- Instructions to follow: Take each line containing the word "JSON" and copy it.

::: Available records

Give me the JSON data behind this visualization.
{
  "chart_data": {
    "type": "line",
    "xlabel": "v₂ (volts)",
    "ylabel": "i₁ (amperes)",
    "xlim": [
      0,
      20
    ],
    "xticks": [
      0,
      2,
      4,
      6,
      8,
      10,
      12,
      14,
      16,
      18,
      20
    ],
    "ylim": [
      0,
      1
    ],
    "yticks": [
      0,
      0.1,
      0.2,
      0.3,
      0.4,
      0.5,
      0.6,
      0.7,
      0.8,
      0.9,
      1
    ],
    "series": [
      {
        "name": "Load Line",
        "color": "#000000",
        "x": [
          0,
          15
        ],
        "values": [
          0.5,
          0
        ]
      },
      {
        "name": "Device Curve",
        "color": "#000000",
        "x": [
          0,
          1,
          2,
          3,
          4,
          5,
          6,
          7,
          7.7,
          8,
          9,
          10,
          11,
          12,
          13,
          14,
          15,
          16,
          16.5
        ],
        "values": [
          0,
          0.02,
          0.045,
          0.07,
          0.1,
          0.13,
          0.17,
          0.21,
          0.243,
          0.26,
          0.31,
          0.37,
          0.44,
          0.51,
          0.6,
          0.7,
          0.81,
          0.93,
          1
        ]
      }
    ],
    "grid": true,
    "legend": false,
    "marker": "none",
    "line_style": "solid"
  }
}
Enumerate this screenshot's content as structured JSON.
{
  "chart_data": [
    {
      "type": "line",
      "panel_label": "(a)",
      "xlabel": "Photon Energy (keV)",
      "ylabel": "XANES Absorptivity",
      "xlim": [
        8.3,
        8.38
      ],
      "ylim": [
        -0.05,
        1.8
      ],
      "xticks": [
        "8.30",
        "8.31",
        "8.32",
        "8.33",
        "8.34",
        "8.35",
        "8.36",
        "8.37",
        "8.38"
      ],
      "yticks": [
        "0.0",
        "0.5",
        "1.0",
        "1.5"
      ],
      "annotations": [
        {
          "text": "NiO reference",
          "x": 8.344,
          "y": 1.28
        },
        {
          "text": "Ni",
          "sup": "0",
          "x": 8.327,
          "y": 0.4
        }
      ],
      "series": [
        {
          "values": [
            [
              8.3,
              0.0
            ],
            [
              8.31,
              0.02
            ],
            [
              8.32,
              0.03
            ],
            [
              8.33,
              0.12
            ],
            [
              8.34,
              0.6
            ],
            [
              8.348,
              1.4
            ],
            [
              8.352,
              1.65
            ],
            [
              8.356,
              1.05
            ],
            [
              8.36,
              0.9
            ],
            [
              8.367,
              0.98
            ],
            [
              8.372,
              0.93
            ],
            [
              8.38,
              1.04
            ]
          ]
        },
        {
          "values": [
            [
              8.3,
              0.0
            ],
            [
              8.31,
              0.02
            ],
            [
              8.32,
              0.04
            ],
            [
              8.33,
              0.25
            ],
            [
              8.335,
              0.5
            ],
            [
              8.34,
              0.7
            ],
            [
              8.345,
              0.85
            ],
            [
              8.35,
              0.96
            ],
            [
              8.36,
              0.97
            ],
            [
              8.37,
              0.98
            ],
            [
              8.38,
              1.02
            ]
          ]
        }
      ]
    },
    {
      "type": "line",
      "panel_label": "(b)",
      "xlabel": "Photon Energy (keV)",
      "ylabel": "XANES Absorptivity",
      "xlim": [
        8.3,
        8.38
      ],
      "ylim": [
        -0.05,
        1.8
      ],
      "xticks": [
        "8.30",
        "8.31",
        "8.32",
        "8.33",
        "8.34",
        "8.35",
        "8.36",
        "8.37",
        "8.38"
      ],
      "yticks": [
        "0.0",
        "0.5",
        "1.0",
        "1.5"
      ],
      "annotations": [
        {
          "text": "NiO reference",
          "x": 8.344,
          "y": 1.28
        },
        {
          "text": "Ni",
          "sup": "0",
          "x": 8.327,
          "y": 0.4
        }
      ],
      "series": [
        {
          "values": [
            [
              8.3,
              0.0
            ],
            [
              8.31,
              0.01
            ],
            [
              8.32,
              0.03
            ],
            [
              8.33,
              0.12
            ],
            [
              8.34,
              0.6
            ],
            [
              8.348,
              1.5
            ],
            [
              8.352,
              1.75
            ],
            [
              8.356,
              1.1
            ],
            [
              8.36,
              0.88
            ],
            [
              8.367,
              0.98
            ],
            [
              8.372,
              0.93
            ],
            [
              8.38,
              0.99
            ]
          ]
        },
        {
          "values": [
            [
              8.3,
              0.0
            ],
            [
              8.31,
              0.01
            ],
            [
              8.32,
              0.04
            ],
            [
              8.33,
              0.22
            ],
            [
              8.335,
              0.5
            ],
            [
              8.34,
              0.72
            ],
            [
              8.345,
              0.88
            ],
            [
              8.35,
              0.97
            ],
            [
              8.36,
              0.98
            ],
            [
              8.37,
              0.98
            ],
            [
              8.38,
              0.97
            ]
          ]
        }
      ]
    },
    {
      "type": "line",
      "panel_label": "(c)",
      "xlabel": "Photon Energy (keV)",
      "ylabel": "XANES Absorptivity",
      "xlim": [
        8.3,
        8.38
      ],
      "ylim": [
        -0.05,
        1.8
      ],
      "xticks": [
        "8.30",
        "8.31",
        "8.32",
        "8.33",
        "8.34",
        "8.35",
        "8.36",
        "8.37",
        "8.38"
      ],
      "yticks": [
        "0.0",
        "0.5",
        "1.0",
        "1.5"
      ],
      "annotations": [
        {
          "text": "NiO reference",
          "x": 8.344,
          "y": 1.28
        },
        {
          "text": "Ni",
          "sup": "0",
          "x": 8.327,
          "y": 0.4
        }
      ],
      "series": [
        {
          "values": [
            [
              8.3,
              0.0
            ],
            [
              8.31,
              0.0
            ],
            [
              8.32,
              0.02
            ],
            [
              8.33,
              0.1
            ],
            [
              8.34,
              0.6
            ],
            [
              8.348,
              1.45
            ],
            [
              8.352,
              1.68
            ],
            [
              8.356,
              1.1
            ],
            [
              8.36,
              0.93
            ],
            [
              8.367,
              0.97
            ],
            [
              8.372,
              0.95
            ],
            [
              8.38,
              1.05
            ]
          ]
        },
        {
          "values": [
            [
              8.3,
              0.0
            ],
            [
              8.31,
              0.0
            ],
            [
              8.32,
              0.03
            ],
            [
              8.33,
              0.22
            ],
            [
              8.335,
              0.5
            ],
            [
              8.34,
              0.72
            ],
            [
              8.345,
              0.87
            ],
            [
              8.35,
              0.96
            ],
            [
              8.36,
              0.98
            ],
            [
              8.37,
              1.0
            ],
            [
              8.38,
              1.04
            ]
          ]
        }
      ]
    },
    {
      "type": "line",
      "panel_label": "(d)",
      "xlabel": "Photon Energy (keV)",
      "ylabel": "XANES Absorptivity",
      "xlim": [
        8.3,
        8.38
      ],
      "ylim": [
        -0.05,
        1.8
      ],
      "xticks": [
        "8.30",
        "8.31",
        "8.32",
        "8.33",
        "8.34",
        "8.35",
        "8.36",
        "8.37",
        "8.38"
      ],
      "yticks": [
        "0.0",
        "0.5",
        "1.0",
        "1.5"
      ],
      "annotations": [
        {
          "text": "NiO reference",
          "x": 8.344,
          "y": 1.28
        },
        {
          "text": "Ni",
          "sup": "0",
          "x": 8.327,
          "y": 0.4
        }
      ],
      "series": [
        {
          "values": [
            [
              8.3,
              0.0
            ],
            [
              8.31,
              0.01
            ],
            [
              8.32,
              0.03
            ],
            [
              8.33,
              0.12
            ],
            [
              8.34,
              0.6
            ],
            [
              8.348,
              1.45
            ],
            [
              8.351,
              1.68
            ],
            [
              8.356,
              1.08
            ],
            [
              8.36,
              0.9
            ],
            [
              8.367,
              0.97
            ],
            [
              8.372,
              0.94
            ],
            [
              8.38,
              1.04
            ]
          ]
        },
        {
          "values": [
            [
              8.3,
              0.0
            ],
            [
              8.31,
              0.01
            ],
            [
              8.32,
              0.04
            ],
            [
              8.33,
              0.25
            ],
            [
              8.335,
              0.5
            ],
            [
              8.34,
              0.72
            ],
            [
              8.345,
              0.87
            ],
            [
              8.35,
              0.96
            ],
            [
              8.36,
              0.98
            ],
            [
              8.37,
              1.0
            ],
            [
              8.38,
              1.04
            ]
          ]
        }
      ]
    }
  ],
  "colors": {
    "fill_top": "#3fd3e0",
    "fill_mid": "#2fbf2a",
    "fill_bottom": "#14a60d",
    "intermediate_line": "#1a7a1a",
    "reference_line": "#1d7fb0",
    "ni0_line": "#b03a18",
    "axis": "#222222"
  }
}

::::::

- The output:
Give me the JSON data behind this visualization.
Enumerate this screenshot's content as structured JSON.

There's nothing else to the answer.